Reescreva as entradas abaixo substituindo "Kretschmann" por "Kretschman" e mantenha todo o resto igual.

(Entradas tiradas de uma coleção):
§ §
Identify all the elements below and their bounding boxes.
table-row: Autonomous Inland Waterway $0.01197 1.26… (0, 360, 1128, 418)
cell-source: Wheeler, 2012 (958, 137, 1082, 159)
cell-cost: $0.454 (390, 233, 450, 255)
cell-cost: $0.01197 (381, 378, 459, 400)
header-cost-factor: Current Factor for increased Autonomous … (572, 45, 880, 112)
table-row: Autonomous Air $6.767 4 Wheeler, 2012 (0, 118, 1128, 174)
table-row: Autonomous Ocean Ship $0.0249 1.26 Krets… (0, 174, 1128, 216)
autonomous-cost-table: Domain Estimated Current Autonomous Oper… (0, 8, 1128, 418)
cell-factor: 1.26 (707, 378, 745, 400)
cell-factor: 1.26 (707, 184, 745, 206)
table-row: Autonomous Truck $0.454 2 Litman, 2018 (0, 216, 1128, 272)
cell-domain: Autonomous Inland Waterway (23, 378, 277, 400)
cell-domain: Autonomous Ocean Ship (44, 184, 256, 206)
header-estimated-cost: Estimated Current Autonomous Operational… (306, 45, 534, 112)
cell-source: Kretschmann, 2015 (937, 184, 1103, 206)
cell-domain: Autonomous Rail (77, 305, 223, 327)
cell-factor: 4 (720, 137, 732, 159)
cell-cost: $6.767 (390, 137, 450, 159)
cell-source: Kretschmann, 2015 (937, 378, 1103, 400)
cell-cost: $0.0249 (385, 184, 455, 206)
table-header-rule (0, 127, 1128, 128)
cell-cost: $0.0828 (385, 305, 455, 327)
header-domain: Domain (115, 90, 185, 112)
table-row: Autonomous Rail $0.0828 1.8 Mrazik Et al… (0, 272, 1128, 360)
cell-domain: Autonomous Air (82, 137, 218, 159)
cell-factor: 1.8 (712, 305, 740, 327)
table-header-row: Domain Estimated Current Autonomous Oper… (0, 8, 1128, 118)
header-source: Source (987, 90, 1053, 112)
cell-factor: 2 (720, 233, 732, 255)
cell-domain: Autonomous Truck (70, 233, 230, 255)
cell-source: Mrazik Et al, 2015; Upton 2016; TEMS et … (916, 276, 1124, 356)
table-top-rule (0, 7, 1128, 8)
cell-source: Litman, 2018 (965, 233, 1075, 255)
§ §
(Resposta da tarefa):
Identify all the elements below and their bounding boxes.
table-row: Autonomous Inland Waterway $0.01197 1.26… (0, 360, 1128, 418)
cell-source: Wheeler, 2012 (958, 137, 1082, 159)
cell-cost: $0.454 (390, 233, 450, 255)
cell-cost: $0.01197 (381, 378, 459, 400)
header-cost-factor: Current Factor for increased Autonomous … (572, 45, 880, 112)
table-row: Autonomous Air $6.767 4 Wheeler, 2012 (0, 118, 1128, 174)
table-row: Autonomous Ocean Ship $0.0249 1.26 Krets… (0, 174, 1128, 216)
autonomous-cost-table: Domain Estimated Current Autonomous Oper… (0, 8, 1128, 418)
cell-factor: 1.26 (707, 378, 745, 400)
cell-factor: 1.26 (707, 184, 745, 206)
table-row: Autonomous Truck $0.454 2 Litman, 2018 (0, 216, 1128, 272)
cell-domain: Autonomous Inland Waterway (23, 378, 277, 400)
cell-domain: Autonomous Ocean Ship (44, 184, 256, 206)
header-estimated-cost: Estimated Current Autonomous Operational… (306, 45, 534, 112)
cell-source: Kretschman, 2015 (937, 184, 1103, 206)
cell-domain: Autonomous Rail (77, 305, 223, 327)
cell-factor: 4 (720, 137, 732, 159)
cell-cost: $6.767 (390, 137, 450, 159)
cell-source: Kretschman, 2015 (937, 378, 1103, 400)
cell-cost: $0.0249 (385, 184, 455, 206)
table-header-rule (0, 127, 1128, 128)
cell-cost: $0.0828 (385, 305, 455, 327)
header-domain: Domain (115, 90, 185, 112)
table-row: Autonomous Rail $0.0828 1.8 Mrazik Et al… (0, 272, 1128, 360)
cell-domain: Autonomous Air (82, 137, 218, 159)
cell-factor: 1.8 (712, 305, 740, 327)
table-header-row: Domain Estimated Current Autonomous Oper… (0, 8, 1128, 118)
header-source: Source (987, 90, 1053, 112)
cell-factor: 2 (720, 233, 732, 255)
cell-domain: Autonomous Truck (70, 233, 230, 255)
cell-source: Mrazik Et al, 2015; Upton 2016; TEMS et … (916, 276, 1124, 356)
table-top-rule (0, 7, 1128, 8)
cell-source: Litman, 2018 (965, 233, 1075, 255)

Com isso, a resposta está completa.